Below are some records; reproduce every one of them exactly.

• _Dataset entries on figures_:
◇ ◇ ◇ ◇ ◇ ◇ ◇

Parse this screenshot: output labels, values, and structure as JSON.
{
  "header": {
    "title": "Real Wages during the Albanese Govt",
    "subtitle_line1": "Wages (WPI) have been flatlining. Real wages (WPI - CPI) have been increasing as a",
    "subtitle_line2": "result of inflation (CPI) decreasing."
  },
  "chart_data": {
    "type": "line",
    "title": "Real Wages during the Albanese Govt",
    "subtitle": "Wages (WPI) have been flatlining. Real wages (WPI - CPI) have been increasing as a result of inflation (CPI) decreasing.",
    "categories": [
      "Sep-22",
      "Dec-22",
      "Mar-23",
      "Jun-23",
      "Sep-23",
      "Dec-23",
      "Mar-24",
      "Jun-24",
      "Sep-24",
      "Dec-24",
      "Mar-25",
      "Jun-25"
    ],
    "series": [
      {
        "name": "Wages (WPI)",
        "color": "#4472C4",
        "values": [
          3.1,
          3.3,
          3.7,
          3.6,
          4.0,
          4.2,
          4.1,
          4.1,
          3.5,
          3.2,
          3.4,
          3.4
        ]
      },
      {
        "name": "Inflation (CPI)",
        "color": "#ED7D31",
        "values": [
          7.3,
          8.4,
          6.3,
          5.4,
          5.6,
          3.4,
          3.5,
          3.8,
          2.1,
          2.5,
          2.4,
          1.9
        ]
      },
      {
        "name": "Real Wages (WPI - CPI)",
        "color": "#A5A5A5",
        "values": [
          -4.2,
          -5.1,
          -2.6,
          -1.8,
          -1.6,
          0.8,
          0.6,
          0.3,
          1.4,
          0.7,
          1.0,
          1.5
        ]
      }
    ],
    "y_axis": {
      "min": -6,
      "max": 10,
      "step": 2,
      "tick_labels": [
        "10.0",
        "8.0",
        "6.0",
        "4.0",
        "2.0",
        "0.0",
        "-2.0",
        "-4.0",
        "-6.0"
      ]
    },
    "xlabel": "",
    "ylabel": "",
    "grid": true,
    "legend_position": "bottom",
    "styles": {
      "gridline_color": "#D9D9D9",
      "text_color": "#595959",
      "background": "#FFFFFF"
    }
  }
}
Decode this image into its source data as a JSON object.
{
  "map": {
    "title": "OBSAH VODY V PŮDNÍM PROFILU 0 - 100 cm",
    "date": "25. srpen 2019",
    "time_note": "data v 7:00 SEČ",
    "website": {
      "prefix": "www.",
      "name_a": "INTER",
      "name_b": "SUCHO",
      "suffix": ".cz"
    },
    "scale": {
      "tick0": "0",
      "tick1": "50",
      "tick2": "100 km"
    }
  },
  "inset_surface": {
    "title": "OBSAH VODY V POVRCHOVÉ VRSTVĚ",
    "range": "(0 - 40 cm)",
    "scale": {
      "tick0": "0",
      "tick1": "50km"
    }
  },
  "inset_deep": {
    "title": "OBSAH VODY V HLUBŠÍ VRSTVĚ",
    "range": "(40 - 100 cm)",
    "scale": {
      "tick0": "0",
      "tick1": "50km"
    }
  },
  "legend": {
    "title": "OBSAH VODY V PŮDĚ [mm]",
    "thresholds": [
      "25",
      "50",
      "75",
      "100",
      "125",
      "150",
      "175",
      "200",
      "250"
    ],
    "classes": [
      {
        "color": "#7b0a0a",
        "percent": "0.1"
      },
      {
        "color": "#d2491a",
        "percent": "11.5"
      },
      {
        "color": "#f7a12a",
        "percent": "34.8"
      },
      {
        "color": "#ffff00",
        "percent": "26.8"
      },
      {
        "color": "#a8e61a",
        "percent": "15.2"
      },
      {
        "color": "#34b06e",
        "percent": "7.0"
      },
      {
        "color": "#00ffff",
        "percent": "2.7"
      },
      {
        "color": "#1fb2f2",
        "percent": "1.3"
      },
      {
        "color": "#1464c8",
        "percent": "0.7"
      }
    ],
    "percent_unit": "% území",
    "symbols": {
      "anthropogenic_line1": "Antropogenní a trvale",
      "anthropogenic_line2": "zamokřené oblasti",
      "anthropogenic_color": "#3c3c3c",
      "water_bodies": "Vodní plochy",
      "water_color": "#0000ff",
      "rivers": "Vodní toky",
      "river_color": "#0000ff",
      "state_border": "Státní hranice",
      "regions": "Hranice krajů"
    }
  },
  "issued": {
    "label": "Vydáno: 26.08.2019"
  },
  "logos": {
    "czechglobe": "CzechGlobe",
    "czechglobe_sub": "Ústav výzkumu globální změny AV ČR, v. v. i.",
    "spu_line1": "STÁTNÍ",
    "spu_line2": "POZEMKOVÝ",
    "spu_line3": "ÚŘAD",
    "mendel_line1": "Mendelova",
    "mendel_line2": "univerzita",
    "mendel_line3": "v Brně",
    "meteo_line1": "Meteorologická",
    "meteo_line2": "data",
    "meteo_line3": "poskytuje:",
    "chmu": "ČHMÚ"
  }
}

◇ ◇ ◇ ◇ ◇ ◇ ◇

• _The answer_:
Parse this screenshot: output labels, values, and structure as JSON.
{
  "header": {
    "title": "Real Wages during the Albanese Govt",
    "subtitle_line1": "Wages (WPI) have been flatlining. Real wages (WPI - CPI) have been increasing as a",
    "subtitle_line2": "result of inflation (CPI) decreasing."
  },
  "chart_data": {
    "type": "line",
    "title": "Real Wages during the Albanese Govt",
    "subtitle": "Wages (WPI) have been flatlining. Real wages (WPI - CPI) have been increasing as a result of inflation (CPI) decreasing.",
    "categories": [
      "Sep-22",
      "Dec-22",
      "Mar-23",
      "Jun-23",
      "Sep-23",
      "Dec-23",
      "Mar-24",
      "Jun-24",
      "Sep-24",
      "Dec-24",
      "Mar-25",
      "Jun-25"
    ],
    "series": [
      {
        "name": "Wages (WPI)",
        "color": "#4472C4",
        "values": [
          3.1,
          3.3,
          3.7,
          3.6,
          4.0,
          4.2,
          4.1,
          4.1,
          3.5,
          3.2,
          3.4,
          3.4
        ]
      },
      {
        "name": "Inflation (CPI)",
        "color": "#ED7D31",
        "values": [
          7.3,
          8.4,
          6.3,
          5.4,
          5.6,
          3.4,
          3.5,
          3.8,
          2.1,
          2.5,
          2.4,
          1.9
        ]
      },
      {
        "name": "Real Wages (WPI - CPI)",
        "color": "#A5A5A5",
        "values": [
          -4.2,
          -5.1,
          -2.6,
          -1.8,
          -1.6,
          0.8,
          0.6,
          0.3,
          1.4,
          0.7,
          1.0,
          1.5
        ]
      }
    ],
    "y_axis": {
      "min": -6,
      "max": 10,
      "step": 2,
      "tick_labels": [
        "10.0",
        "8.0",
        "6.0",
        "4.0",
        "2.0",
        "0.0",
        "-2.0",
        "-4.0",
        "-6.0"
      ]
    },
    "xlabel": "",
    "ylabel": "",
    "grid": true,
    "legend_position": "bottom",
    "styles": {
      "gridline_color": "#D9D9D9",
      "text_color": "#595959",
      "background": "#FFFFFF"
    }
  }
}
Decode this image into its source data as a JSON object.
{
  "map": {
    "title": "OBSAH VODY V PŮDNÍM PROFILU 0 - 100 cm",
    "date": "25. srpen 2019",
    "time_note": "data v 7:00 SEČ",
    "website": {
      "prefix": "www.",
      "name_a": "INTER",
      "name_b": "SUCHO",
      "suffix": ".cz"
    },
    "scale": {
      "tick0": "0",
      "tick1": "50",
      "tick2": "100 km"
    }
  },
  "inset_surface": {
    "title": "OBSAH VODY V POVRCHOVÉ VRSTVĚ",
    "range": "(0 - 40 cm)",
    "scale": {
      "tick0": "0",
      "tick1": "50km"
    }
  },
  "inset_deep": {
    "title": "OBSAH VODY V HLUBŠÍ VRSTVĚ",
    "range": "(40 - 100 cm)",
    "scale": {
      "tick0": "0",
      "tick1": "50km"
    }
  },
  "legend": {
    "title": "OBSAH VODY V PŮDĚ [mm]",
    "thresholds": [
      "25",
      "50",
      "75",
      "100",
      "125",
      "150",
      "175",
      "200",
      "250"
    ],
    "classes": [
      {
        "color": "#7b0a0a",
        "percent": "0.1"
      },
      {
        "color": "#d2491a",
        "percent": "11.5"
      },
      {
        "color": "#f7a12a",
        "percent": "34.8"
      },
      {
        "color": "#ffff00",
        "percent": "26.8"
      },
      {
        "color": "#a8e61a",
        "percent": "15.2"
      },
      {
        "color": "#34b06e",
        "percent": "7.0"
      },
      {
        "color": "#00ffff",
        "percent": "2.7"
      },
      {
        "color": "#1fb2f2",
        "percent": "1.3"
      },
      {
        "color": "#1464c8",
        "percent": "0.7"
      }
    ],
    "percent_unit": "% území",
    "symbols": {
      "anthropogenic_line1": "Antropogenní a trvale",
      "anthropogenic_line2": "zamokřené oblasti",
      "anthropogenic_color": "#3c3c3c",
      "water_bodies": "Vodní plochy",
      "water_color": "#0000ff",
      "rivers": "Vodní toky",
      "river_color": "#0000ff",
      "state_border": "Státní hranice",
      "regions": "Hranice krajů"
    }
  },
  "issued": {
    "label": "Vydáno: 26.08.2019"
  },
  "logos": {
    "czechglobe": "CzechGlobe",
    "czechglobe_sub": "Ústav výzkumu globální změny AV ČR, v. v. i.",
    "spu_line1": "STÁTNÍ",
    "spu_line2": "POZEMKOVÝ",
    "spu_line3": "ÚŘAD",
    "mendel_line1": "Mendelova",
    "mendel_line2": "univerzita",
    "mendel_line3": "v Brně",
    "meteo_line1": "Meteorologická",
    "meteo_line2": "data",
    "meteo_line3": "poskytuje:",
    "chmu": "ČHMÚ"
  }
}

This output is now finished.